--- BEGIN DATASET RECORDS ---

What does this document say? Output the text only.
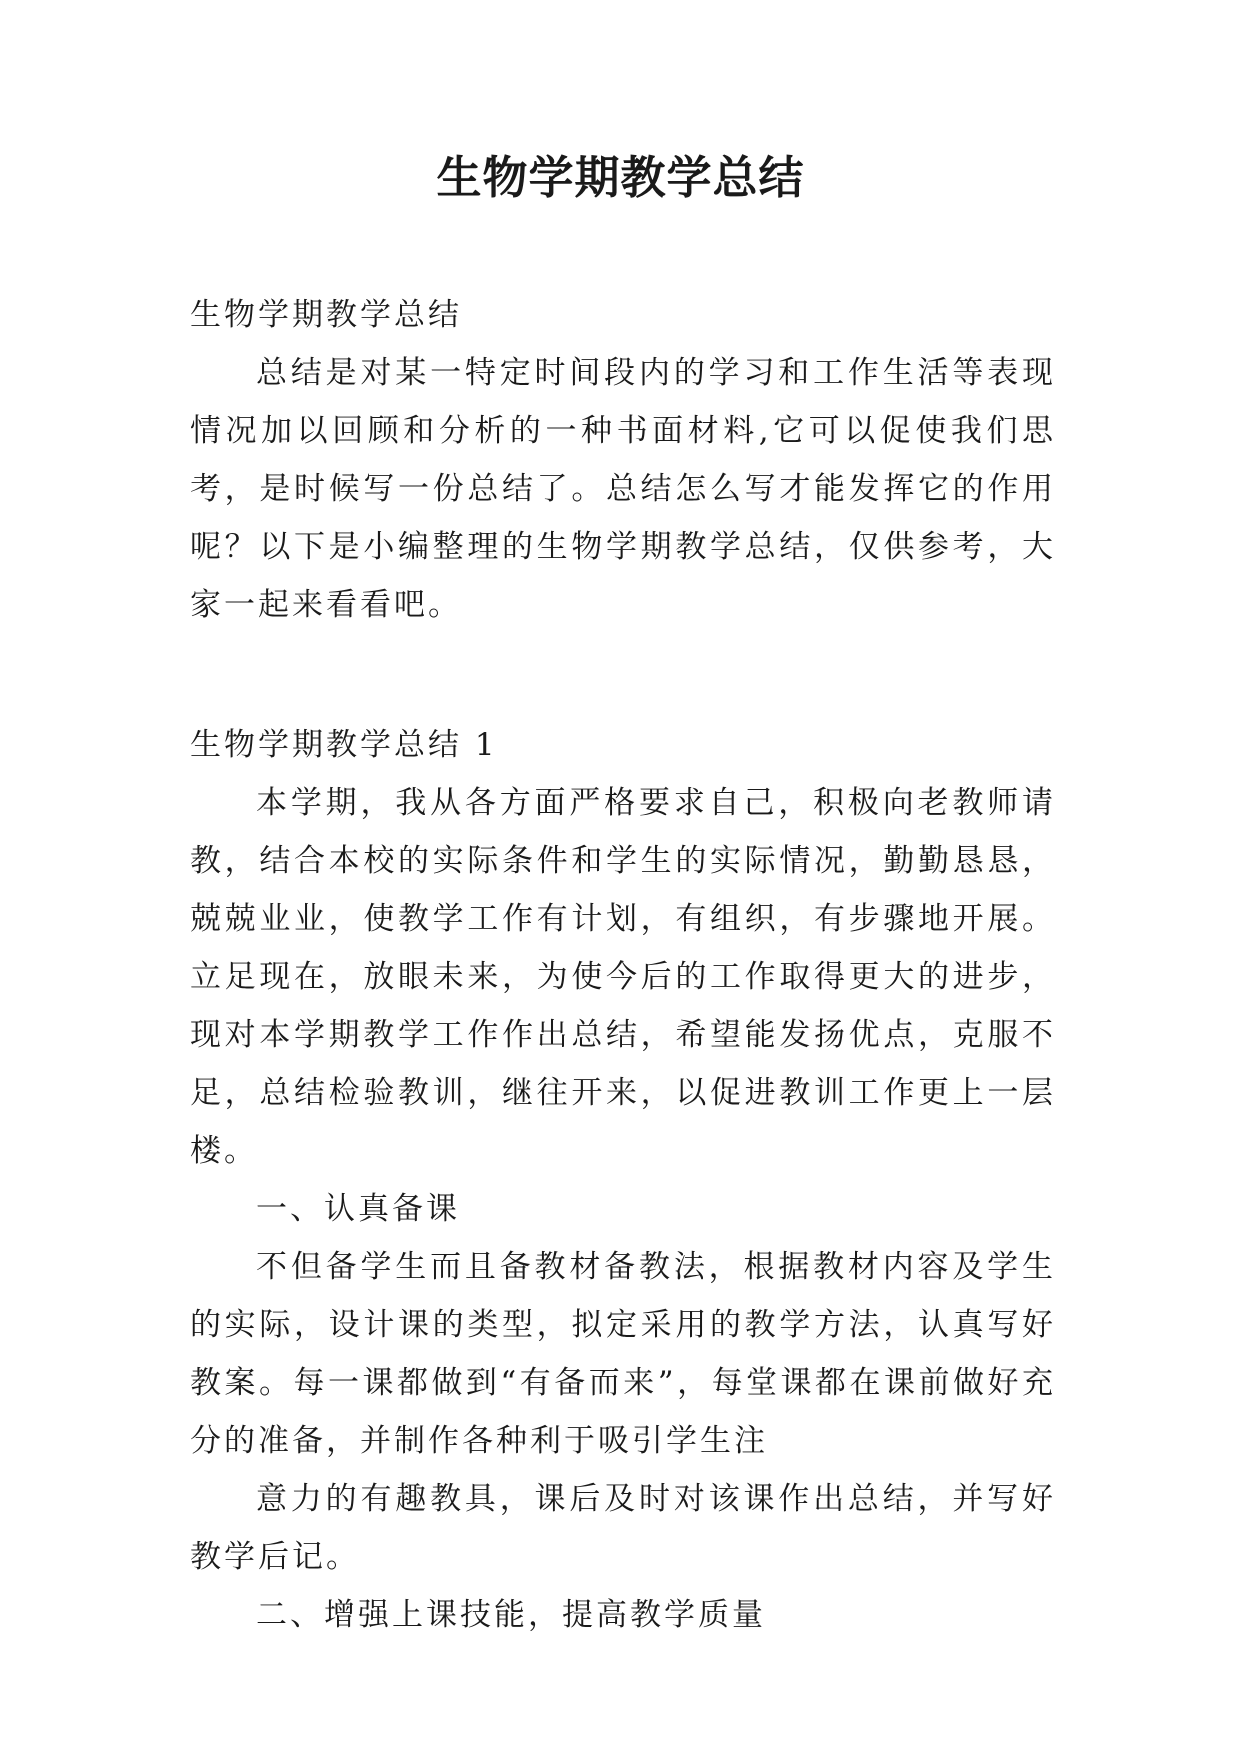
生物学期教学总结

生物学期教学总结

总结是对某一特定时间段内的学习和工作生活等表现情况加以回顾和分析的一种书面材料,它可以促使我们思考，是时候写一份总结了。总结怎么写才能发挥它的作用呢？以下是小编整理的生物学期教学总结，仅供参考，大家一起来看看吧。

生物学期教学总结 1

本学期，我从各方面严格要求自己，积极向老教师请教，结合本校的实际条件和学生的实际情况，勤勤恳恳，兢兢业业，使教学工作有计划，有组织，有步骤地开展。立足现在，放眼未来，为使今后的工作取得更大的进步，现对本学期教学工作作出总结，希望能发扬优点，克服不足，总结检验教训，继往开来，以促进教训工作更上一层楼。

一、认真备课

不但备学生而且备教材备教法，根据教材内容及学生的实际，设计课的类型，拟定采用的教学方法，认真写好教案。每一课都做到“有备而来”，每堂课都在课前做好充分的准备，并制作各种利于吸引学生注

意力的有趣教具，课后及时对该课作出总结，并写好教学后记。

二、增强上课技能，提高教学质量
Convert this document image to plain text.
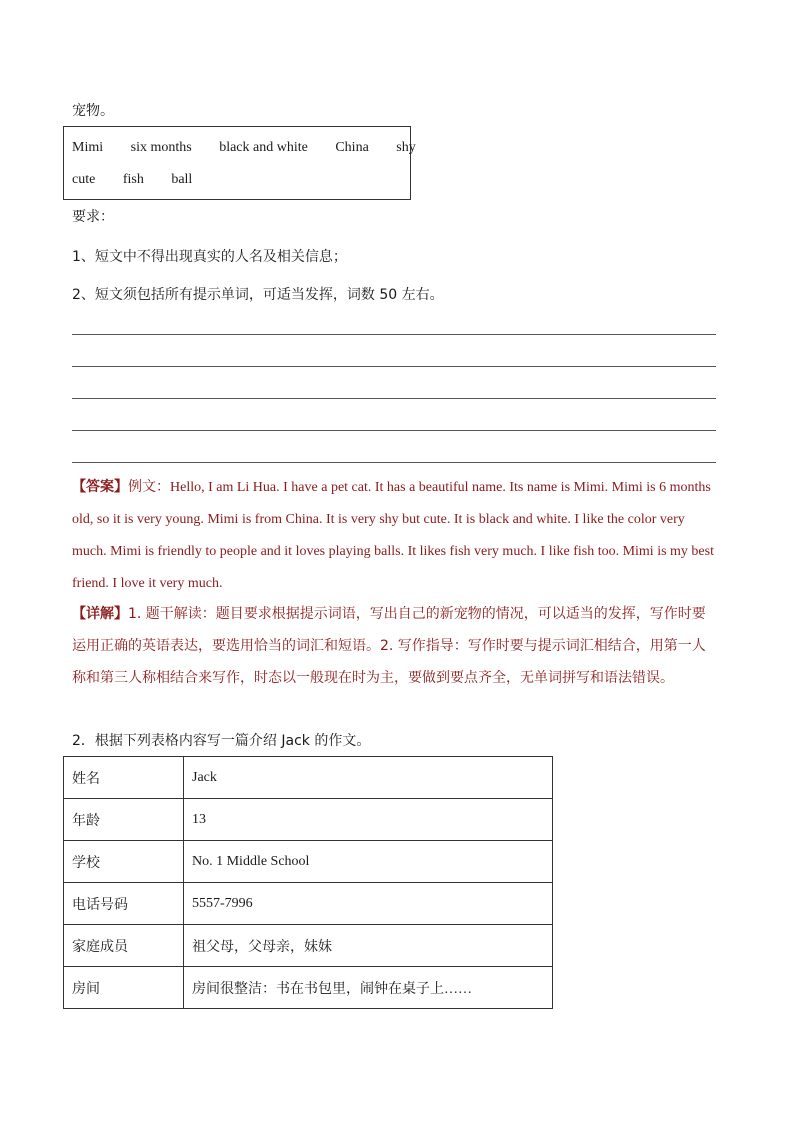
宠物。
Mimi six months black and white China shy
cute fish ball
要求：
1、短文中不得出现真实的人名及相关信息；
2、短文须包括所有提示单词，可适当发挥，词数 50 左右。
【答案】例文：Hello, I am Li Hua. I have a pet cat. It has a beautiful name. Its name is Mimi. Mimi is 6 months old, so it is very young. Mimi is from China. It is very shy but cute. It is black and white. I like the color very much. Mimi is friendly to people and it loves playing balls. It likes fish very much. I like fish too. Mimi is my best friend. I love it very much.
【详解】1. 题干解读：题目要求根据提示词语，写出自己的新宠物的情况，可以适当的发挥，写作时要运用正确的英语表达，要选用恰当的词汇和短语。2. 写作指导：写作时要与提示词汇相结合，用第一人称和第三人称相结合来写作，时态以一般现在时为主，要做到要点齐全，无单词拼写和语法错误。
2．根据下列表格内容写一篇介绍 Jack 的作文。
姓名	Jack
年龄	13
学校	No. 1 Middle School
电话号码	5557-7996
家庭成员	祖父母，父母亲，妹妹
房间	房间很整洁：书在书包里，闹钟在桌子上……
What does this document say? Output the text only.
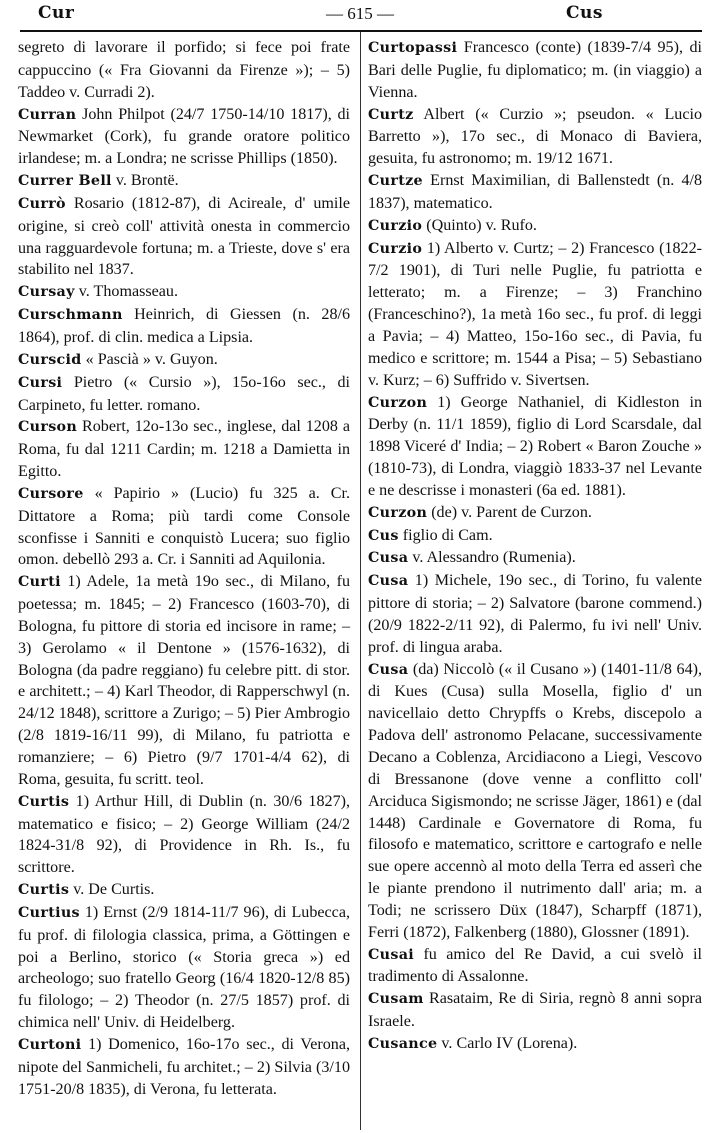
Cur	— 615 —	Cus

segreto di lavorare il porfido; si fece poi frate cappuccino (« Fra Giovanni da Firenze »); – 5) Taddeo v. Curradi 2).

Curran John Philpot (24/7 1750-14/10 1817), di Newmarket (Cork), fu grande oratore politico irlandese; m. a Londra; ne scrisse Phillips (1850).

Currer Bell v. Brontë.

Currò Rosario (1812-87), di Acireale, d' umile origine, si creò coll' attività onesta in commercio una ragguardevole fortuna; m. a Trieste, dove s' era stabilito nel 1837.

Cursay v. Thomasseau.

Curschmann Heinrich, di Giessen (n. 28/6 1864), prof. di clin. medica a Lipsia.

Curscid « Pascià » v. Guyon.

Cursi Pietro (« Cursio »), 15o-16o sec., di Carpineto, fu letter. romano.

Curson Robert, 12o-13o sec., inglese, dal 1208 a Roma, fu dal 1211 Cardin; m. 1218 a Damietta in Egitto.

Cursore « Papirio » (Lucio) fu 325 a. Cr. Dittatore a Roma; più tardi come Console sconfisse i Sanniti e conquistò Lucera; suo figlio omon. debellò 293 a. Cr. i Sanniti ad Aquilonia.

Curti 1) Adele, 1a metà 19o sec., di Milano, fu poetessa; m. 1845; – 2) Francesco (1603-70), di Bologna, fu pittore di storia ed incisore in rame; – 3) Gerolamo « il Dentone » (1576-1632), di Bologna (da padre reggiano) fu celebre pitt. di stor. e architett.; – 4) Karl Theodor, di Rapperschwyl (n. 24/12 1848), scrittore a Zurigo; – 5) Pier Ambrogio (2/8 1819-16/11 99), di Milano, fu patriotta e romanziere; – 6) Pietro (9/7 1701-4/4 62), di Roma, gesuita, fu scritt. teol.

Curtis 1) Arthur Hill, di Dublin (n. 30/6 1827), matematico e fisico; – 2) George William (24/2 1824-31/8 92), di Providence in Rh. Is., fu scrittore.

Curtis v. De Curtis.

Curtius 1) Ernst (2/9 1814-11/7 96), di Lubecca, fu prof. di filologia classica, prima, a Göttingen e poi a Berlino, storico (« Storia greca ») ed archeologo; suo fratello Georg (16/4 1820-12/8 85) fu filologo; – 2) Theodor (n. 27/5 1857) prof. di chimica nell' Univ. di Heidelberg.

Curtoni 1) Domenico, 16o-17o sec., di Verona, nipote del Sanmicheli, fu architet.; – 2) Silvia (3/10 1751-20/8 1835), di Verona, fu letterata.

Curtopassi Francesco (conte) (1839-7/4 95), di Bari delle Puglie, fu diplomatico; m. (in viaggio) a Vienna.

Curtz Albert (« Curzio »; pseudon. « Lucio Barretto »), 17o sec., di Monaco di Baviera, gesuita, fu astronomo; m. 19/12 1671.

Curtze Ernst Maximilian, di Ballenstedt (n. 4/8 1837), matematico.

Curzio (Quinto) v. Rufo.

Curzio 1) Alberto v. Curtz; – 2) Francesco (1822-7/2 1901), di Turi nelle Puglie, fu patriotta e letterato; m. a Firenze; – 3) Franchino (Franceschino?), 1a metà 16o sec., fu prof. di leggi a Pavia; – 4) Matteo, 15o-16o sec., di Pavia, fu medico e scrittore; m. 1544 a Pisa; – 5) Sebastiano v. Kurz; – 6) Suffrido v. Sivertsen.

Curzon 1) George Nathaniel, di Kidleston in Derby (n. 11/1 1859), figlio di Lord Scarsdale, dal 1898 Viceré d' India; – 2) Robert « Baron Zouche » (1810-73), di Londra, viaggiò 1833-37 nel Levante e ne descrisse i monasteri (6a ed. 1881).

Curzon (de) v. Parent de Curzon.

Cus figlio di Cam.

Cusa v. Alessandro (Rumenia).

Cusa 1) Michele, 19o sec., di Torino, fu valente pittore di storia; – 2) Salvatore (barone commend.) (20/9 1822-2/11 92), di Palermo, fu ivi nell' Univ. prof. di lingua araba.

Cusa (da) Niccolò (« il Cusano ») (1401-11/8 64), di Kues (Cusa) sulla Mosella, figlio d' un navicellaio detto Chrypffs o Krebs, discepolo a Padova dell' astronomo Pelacane, successivamente Decano a Coblenza, Arcidiacono a Liegi, Vescovo di Bressanone (dove venne a conflitto coll' Arciduca Sigismondo; ne scrisse Jäger, 1861) e (dal 1448) Cardinale e Governatore di Roma, fu filosofo e matematico, scrittore e cartografo e nelle sue opere accennò al moto della Terra ed asserì che le piante prendono il nutrimento dall' aria; m. a Todi; ne scrissero Düx (1847), Scharpff (1871), Ferri (1872), Falkenberg (1880), Glossner (1891).

Cusai fu amico del Re David, a cui svelò il tradimento di Assalonne.

Cusam Rasataim, Re di Siria, regnò 8 anni sopra Israele.

Cusance v. Carlo IV (Lorena).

--- END DATASET RECORDS ---

WHAT YOU NEED TO DO — Pick out and copy every line that contains the word "black".

CORRECT RESULT —
Mimi six months black and white China shy
【答案】例文：Hello, I am Li Hua. I have a pet cat. It has a beautiful name. Its name is Mimi. Mimi is 6 months old, so it is very young. Mimi is from China. It is very shy but cute. It is black and white. I like the color very much. Mimi is friendly to people and it loves playing balls. It likes fish very much. I like fish too. Mimi is my best friend. I love it very much.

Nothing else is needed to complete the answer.